# What needs to be done
Pull out every line with the word "mean".

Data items
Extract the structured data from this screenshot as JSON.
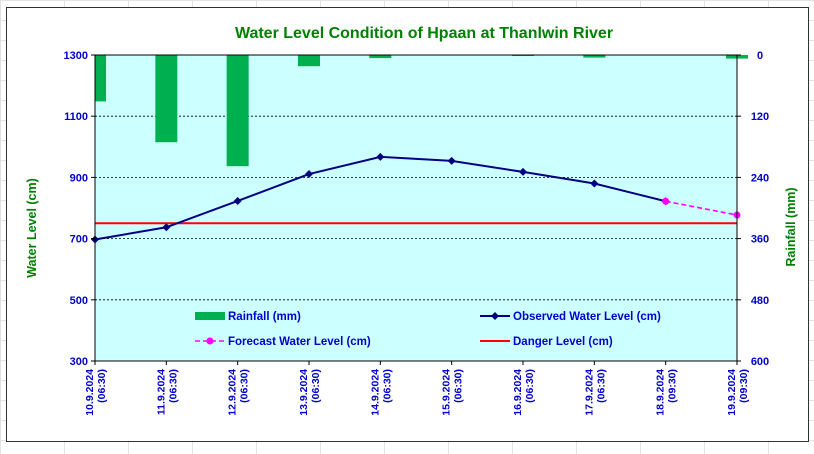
{
  "chart_data": {
    "type": "line",
    "title": "Water Level Condition of Hpaan at Thanlwin River",
    "ylabel": "Water Level (cm)",
    "y2label": "Rainfall (mm)",
    "ylim": [
      300,
      1300
    ],
    "y2lim": [
      0,
      600
    ],
    "y2_inverted": true,
    "yticks": [
      "1300",
      "1100",
      "900",
      "700",
      "500",
      "300"
    ],
    "y2ticks": [
      "0",
      "120",
      "240",
      "360",
      "480",
      "600"
    ],
    "categories": [
      [
        "10.9.2024",
        "(06:30)"
      ],
      [
        "11.9.2024",
        "(06:30)"
      ],
      [
        "12.9.2024",
        "(06:30)"
      ],
      [
        "13.9.2024",
        "(06:30)"
      ],
      [
        "14.9.2024",
        "(06:30)"
      ],
      [
        "15.9.2024",
        "(06:30)"
      ],
      [
        "16.9.2024",
        "(06:30)"
      ],
      [
        "17.9.2024",
        "(06:30)"
      ],
      [
        "18.9.2024",
        "(09:30)"
      ],
      [
        "19.9.2024",
        "(09:30)"
      ]
    ],
    "series": [
      {
        "name": "Rainfall (mm)",
        "kind": "bar",
        "axis": "right",
        "color": "#00b050",
        "values": [
          91,
          171,
          218,
          22,
          6,
          0,
          2,
          5,
          0,
          7
        ]
      },
      {
        "name": "Observed Water Level (cm)",
        "kind": "line",
        "axis": "left",
        "color": "#000080",
        "values": [
          697,
          737,
          823,
          911,
          967,
          954,
          918,
          880,
          822,
          null
        ]
      },
      {
        "name": "Forecast Water Level (cm)",
        "kind": "dashed-line",
        "axis": "left",
        "color": "#ff00ff",
        "values": [
          null,
          null,
          null,
          null,
          null,
          null,
          null,
          null,
          822,
          777
        ]
      },
      {
        "name": "Danger Level (cm)",
        "kind": "hline",
        "axis": "left",
        "color": "#ff0000",
        "value": 750
      }
    ],
    "grid": true,
    "legend_position": "inside-bottom",
    "colors": {
      "title": "#008000",
      "axis_text": "#0000cc",
      "plot_bg": "#ccffff"
    }
  }
}
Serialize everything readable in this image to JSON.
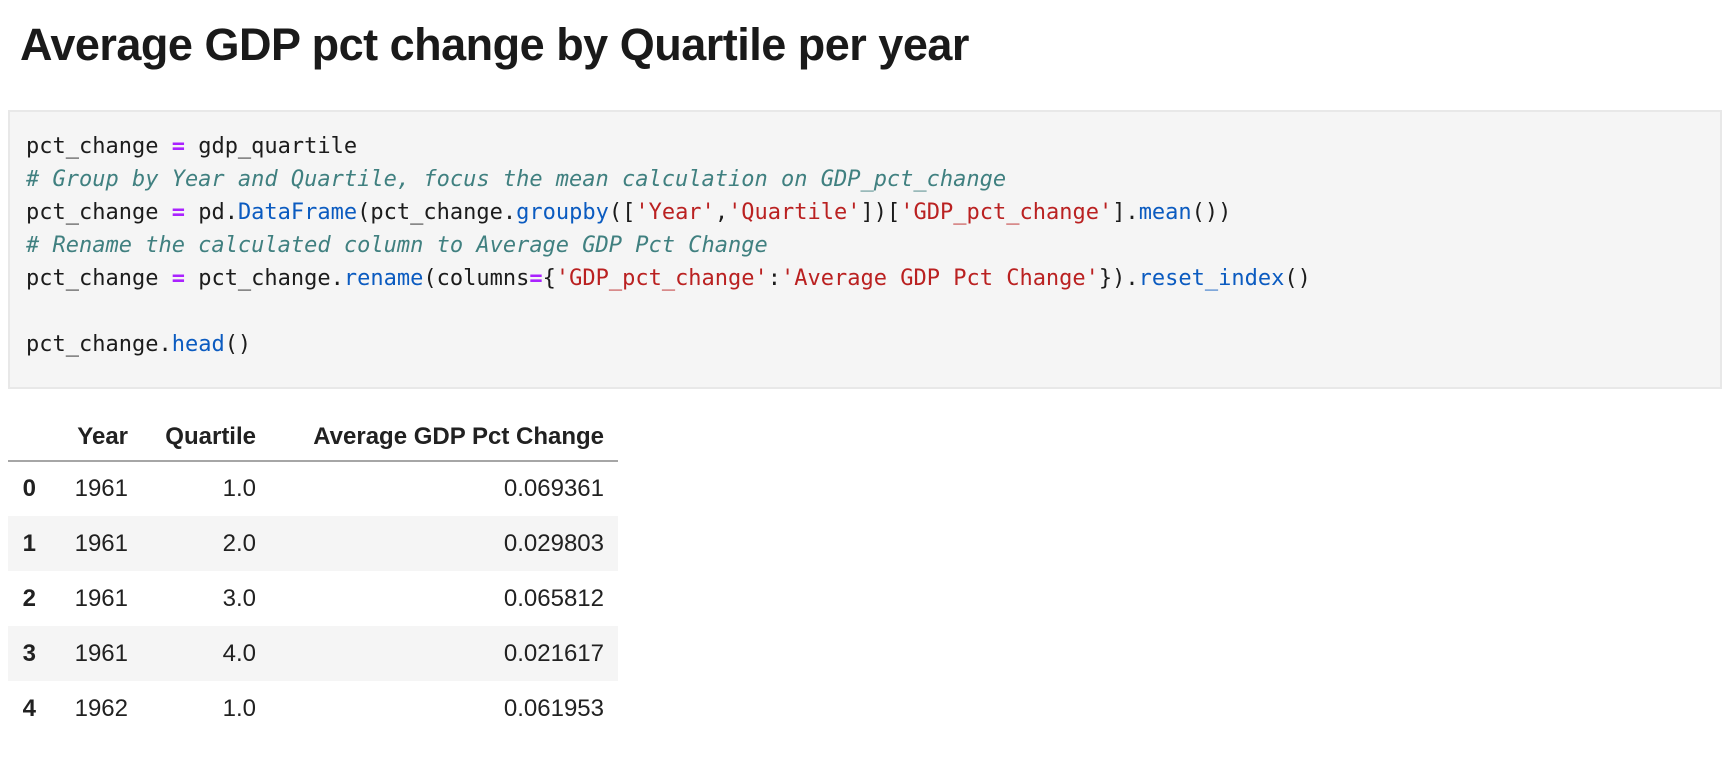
{
  "page": {
    "title": "Average GDP pct change by Quartile per year"
  },
  "colors": {
    "cell_background": "#f5f5f5",
    "cell_border": "#e8e8e8",
    "stripe_background": "#f5f5f5",
    "syntax_operator": "#aa22ff",
    "syntax_comment": "#408080",
    "syntax_string": "#ba2121",
    "syntax_function": "#0b5bc0"
  },
  "code": {
    "language": "python",
    "lines": [
      [
        {
          "text": "pct_change ",
          "type": "plain"
        },
        {
          "text": "=",
          "type": "op"
        },
        {
          "text": " gdp_quartile",
          "type": "plain"
        }
      ],
      [
        {
          "text": "# Group by Year and Quartile, focus the mean calculation on GDP_pct_change",
          "type": "comment"
        }
      ],
      [
        {
          "text": "pct_change ",
          "type": "plain"
        },
        {
          "text": "=",
          "type": "op"
        },
        {
          "text": " pd.",
          "type": "plain"
        },
        {
          "text": "DataFrame",
          "type": "func"
        },
        {
          "text": "(pct_change.",
          "type": "plain"
        },
        {
          "text": "groupby",
          "type": "func"
        },
        {
          "text": "([",
          "type": "plain"
        },
        {
          "text": "'Year'",
          "type": "string"
        },
        {
          "text": ",",
          "type": "plain"
        },
        {
          "text": "'Quartile'",
          "type": "string"
        },
        {
          "text": "])[",
          "type": "plain"
        },
        {
          "text": "'GDP_pct_change'",
          "type": "string"
        },
        {
          "text": "].",
          "type": "plain"
        },
        {
          "text": "mean",
          "type": "func"
        },
        {
          "text": "())",
          "type": "plain"
        }
      ],
      [
        {
          "text": "# Rename the calculated column to Average GDP Pct Change",
          "type": "comment"
        }
      ],
      [
        {
          "text": "pct_change ",
          "type": "plain"
        },
        {
          "text": "=",
          "type": "op"
        },
        {
          "text": " pct_change.",
          "type": "plain"
        },
        {
          "text": "rename",
          "type": "func"
        },
        {
          "text": "(columns",
          "type": "plain"
        },
        {
          "text": "=",
          "type": "op"
        },
        {
          "text": "{",
          "type": "plain"
        },
        {
          "text": "'GDP_pct_change'",
          "type": "string"
        },
        {
          "text": ":",
          "type": "plain"
        },
        {
          "text": "'Average GDP Pct Change'",
          "type": "string"
        },
        {
          "text": "}).",
          "type": "plain"
        },
        {
          "text": "reset_index",
          "type": "func"
        },
        {
          "text": "()",
          "type": "plain"
        }
      ],
      [],
      [
        {
          "text": "pct_change.",
          "type": "plain"
        },
        {
          "text": "head",
          "type": "func"
        },
        {
          "text": "()",
          "type": "plain"
        }
      ]
    ]
  },
  "table": {
    "index_header": "",
    "columns": [
      "Year",
      "Quartile",
      "Average GDP Pct Change"
    ],
    "rows": [
      {
        "index": "0",
        "cells": [
          "1961",
          "1.0",
          "0.069361"
        ]
      },
      {
        "index": "1",
        "cells": [
          "1961",
          "2.0",
          "0.029803"
        ]
      },
      {
        "index": "2",
        "cells": [
          "1961",
          "3.0",
          "0.065812"
        ]
      },
      {
        "index": "3",
        "cells": [
          "1961",
          "4.0",
          "0.021617"
        ]
      },
      {
        "index": "4",
        "cells": [
          "1962",
          "1.0",
          "0.061953"
        ]
      }
    ]
  }
}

# Task solution
          "text": "# Group by Year and Quartile, focus the mean calculation on GDP_pct_change",
          "text": "mean",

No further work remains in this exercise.